» Task to carry out
In the material below, find each line holding the string "today" and copy it.

» Task input
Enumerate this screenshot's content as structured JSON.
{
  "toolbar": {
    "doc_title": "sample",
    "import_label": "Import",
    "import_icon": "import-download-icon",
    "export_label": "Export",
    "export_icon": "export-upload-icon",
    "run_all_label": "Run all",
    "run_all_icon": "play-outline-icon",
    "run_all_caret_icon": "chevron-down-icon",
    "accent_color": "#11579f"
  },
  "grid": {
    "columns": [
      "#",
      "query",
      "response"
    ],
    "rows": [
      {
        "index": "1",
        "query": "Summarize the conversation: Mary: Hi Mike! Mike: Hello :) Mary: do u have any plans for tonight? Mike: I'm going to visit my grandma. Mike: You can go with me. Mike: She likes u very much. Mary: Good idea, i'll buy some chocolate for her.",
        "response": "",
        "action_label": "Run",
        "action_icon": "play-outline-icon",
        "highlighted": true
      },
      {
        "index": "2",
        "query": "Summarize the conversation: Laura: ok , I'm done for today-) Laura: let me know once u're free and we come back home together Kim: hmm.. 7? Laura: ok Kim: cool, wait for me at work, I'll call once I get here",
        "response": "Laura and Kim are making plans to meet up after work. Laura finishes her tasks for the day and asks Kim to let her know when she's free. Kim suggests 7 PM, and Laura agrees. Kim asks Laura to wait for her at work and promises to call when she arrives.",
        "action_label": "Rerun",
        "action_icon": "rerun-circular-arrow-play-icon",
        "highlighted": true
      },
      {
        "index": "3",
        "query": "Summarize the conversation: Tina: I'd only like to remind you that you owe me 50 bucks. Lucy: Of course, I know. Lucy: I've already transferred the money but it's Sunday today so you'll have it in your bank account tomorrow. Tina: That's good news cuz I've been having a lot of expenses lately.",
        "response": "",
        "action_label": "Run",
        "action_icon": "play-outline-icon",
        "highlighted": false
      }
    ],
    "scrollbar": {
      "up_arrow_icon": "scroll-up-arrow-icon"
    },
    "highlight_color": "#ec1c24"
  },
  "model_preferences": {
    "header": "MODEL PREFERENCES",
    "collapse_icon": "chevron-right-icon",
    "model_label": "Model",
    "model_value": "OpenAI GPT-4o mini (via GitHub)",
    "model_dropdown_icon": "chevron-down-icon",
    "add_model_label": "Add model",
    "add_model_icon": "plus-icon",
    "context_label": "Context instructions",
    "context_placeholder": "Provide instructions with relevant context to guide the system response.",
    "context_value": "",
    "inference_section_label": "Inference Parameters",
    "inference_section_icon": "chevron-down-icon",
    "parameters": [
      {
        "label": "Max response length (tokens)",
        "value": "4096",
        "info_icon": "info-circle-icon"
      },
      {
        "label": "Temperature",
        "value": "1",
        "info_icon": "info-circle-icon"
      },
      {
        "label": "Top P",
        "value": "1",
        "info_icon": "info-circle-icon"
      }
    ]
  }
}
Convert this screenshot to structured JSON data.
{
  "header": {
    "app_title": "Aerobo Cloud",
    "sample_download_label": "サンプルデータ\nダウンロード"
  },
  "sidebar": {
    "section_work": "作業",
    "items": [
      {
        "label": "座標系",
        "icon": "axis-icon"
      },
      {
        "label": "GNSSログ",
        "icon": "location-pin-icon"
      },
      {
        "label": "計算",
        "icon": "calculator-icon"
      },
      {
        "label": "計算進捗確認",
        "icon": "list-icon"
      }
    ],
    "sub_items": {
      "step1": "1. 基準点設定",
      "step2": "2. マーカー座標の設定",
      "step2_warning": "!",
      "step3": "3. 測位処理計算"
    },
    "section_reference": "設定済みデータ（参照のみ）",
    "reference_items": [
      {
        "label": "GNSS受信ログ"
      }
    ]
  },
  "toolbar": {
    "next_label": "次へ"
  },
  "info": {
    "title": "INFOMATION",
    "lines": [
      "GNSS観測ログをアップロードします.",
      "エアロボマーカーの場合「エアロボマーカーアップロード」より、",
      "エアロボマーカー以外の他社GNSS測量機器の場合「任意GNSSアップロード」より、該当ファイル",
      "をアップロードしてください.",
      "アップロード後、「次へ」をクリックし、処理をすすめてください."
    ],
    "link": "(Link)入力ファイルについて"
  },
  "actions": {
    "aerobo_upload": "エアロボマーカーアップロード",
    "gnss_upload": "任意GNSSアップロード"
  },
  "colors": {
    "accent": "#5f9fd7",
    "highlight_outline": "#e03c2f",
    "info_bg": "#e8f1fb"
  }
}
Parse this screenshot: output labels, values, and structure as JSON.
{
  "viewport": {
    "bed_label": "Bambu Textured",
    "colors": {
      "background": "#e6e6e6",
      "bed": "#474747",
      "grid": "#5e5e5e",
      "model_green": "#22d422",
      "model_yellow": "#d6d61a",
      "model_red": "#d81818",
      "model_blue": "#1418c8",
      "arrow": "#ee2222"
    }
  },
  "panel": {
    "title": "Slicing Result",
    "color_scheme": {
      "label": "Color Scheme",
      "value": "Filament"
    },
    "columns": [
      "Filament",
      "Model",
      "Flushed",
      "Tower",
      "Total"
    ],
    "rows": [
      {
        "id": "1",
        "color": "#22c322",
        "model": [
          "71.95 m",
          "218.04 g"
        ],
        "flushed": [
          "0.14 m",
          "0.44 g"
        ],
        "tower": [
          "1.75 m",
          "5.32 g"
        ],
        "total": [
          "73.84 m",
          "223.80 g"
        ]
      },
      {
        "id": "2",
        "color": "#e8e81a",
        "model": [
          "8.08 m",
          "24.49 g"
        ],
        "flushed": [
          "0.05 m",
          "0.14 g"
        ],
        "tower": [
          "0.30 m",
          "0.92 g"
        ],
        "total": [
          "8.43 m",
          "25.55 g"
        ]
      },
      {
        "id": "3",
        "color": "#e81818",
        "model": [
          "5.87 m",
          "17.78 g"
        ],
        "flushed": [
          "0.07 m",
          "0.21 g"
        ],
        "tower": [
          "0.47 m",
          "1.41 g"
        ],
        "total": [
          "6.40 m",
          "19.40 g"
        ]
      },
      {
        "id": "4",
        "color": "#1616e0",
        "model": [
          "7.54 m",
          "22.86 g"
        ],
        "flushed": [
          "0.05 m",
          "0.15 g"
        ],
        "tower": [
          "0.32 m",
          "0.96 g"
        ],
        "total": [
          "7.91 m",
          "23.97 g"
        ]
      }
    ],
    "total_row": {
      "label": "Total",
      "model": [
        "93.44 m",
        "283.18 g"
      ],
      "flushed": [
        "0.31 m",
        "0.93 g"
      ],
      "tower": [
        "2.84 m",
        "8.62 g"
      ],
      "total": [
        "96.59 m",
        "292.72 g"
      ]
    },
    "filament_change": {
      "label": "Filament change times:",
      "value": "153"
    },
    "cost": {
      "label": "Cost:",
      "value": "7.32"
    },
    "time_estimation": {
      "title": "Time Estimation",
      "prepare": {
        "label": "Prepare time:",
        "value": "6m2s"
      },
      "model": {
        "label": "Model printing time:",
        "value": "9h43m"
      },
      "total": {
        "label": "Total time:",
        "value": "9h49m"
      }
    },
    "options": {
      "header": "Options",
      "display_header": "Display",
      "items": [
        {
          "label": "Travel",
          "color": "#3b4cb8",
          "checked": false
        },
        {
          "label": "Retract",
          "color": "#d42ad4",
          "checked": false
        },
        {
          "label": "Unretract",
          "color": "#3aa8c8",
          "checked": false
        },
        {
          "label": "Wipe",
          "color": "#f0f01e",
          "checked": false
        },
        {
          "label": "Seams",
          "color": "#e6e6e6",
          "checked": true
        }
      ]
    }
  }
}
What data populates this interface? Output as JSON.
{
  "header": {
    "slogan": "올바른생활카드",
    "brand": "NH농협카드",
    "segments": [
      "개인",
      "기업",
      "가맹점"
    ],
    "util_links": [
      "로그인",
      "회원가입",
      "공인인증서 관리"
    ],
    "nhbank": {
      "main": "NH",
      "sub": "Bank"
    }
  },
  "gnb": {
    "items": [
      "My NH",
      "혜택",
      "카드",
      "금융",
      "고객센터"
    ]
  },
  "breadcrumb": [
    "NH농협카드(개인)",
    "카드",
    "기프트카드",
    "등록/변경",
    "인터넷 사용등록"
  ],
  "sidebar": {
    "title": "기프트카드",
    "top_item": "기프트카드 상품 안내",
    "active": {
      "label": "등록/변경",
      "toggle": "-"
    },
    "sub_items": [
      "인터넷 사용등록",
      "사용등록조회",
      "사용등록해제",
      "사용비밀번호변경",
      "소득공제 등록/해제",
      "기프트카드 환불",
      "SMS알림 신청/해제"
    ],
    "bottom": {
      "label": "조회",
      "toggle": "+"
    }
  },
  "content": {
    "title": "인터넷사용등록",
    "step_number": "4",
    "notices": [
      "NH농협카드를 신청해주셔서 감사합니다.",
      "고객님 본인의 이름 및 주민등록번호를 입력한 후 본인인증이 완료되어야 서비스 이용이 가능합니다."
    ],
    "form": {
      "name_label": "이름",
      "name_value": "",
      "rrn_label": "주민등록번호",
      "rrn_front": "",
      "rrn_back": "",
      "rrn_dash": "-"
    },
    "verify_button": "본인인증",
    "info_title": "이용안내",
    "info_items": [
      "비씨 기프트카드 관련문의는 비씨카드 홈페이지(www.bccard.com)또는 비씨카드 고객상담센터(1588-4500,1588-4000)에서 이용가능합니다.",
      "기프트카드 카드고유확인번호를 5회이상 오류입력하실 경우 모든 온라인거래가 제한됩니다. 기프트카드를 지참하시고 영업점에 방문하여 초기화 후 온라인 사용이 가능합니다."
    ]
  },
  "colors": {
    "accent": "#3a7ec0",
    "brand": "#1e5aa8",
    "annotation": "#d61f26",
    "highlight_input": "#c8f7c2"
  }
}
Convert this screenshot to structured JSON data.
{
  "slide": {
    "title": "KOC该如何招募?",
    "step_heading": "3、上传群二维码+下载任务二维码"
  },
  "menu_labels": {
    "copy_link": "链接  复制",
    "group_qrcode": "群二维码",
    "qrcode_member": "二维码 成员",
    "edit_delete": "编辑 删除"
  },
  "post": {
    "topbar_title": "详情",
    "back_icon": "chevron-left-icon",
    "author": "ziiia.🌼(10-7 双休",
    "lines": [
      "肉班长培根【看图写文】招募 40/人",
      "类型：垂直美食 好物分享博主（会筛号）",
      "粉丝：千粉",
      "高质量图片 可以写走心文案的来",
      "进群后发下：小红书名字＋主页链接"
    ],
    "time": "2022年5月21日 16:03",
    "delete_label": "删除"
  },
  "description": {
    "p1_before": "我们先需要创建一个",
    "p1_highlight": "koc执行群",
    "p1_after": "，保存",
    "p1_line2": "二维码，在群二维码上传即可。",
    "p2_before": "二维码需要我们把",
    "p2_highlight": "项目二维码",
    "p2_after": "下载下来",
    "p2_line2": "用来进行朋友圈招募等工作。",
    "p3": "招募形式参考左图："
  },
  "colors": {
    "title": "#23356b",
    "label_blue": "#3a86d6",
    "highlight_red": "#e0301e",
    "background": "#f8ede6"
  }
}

» Expected output
        "query": "Summarize the conversation: Laura: ok , I'm done for today-) Laura: let me know once u're free and we come back home together Kim: hmm.. 7? Laura: ok Kim: cool, wait for me at work, I'll call once I get here",
        "query": "Summarize the conversation: Tina: I'd only like to remind you that you owe me 50 bucks. Lucy: Of course, I know. Lucy: I've already transferred the money but it's Sunday today so you'll have it in your bank account tomorrow. Tina: That's good news cuz I've been having a lot of expenses lately.",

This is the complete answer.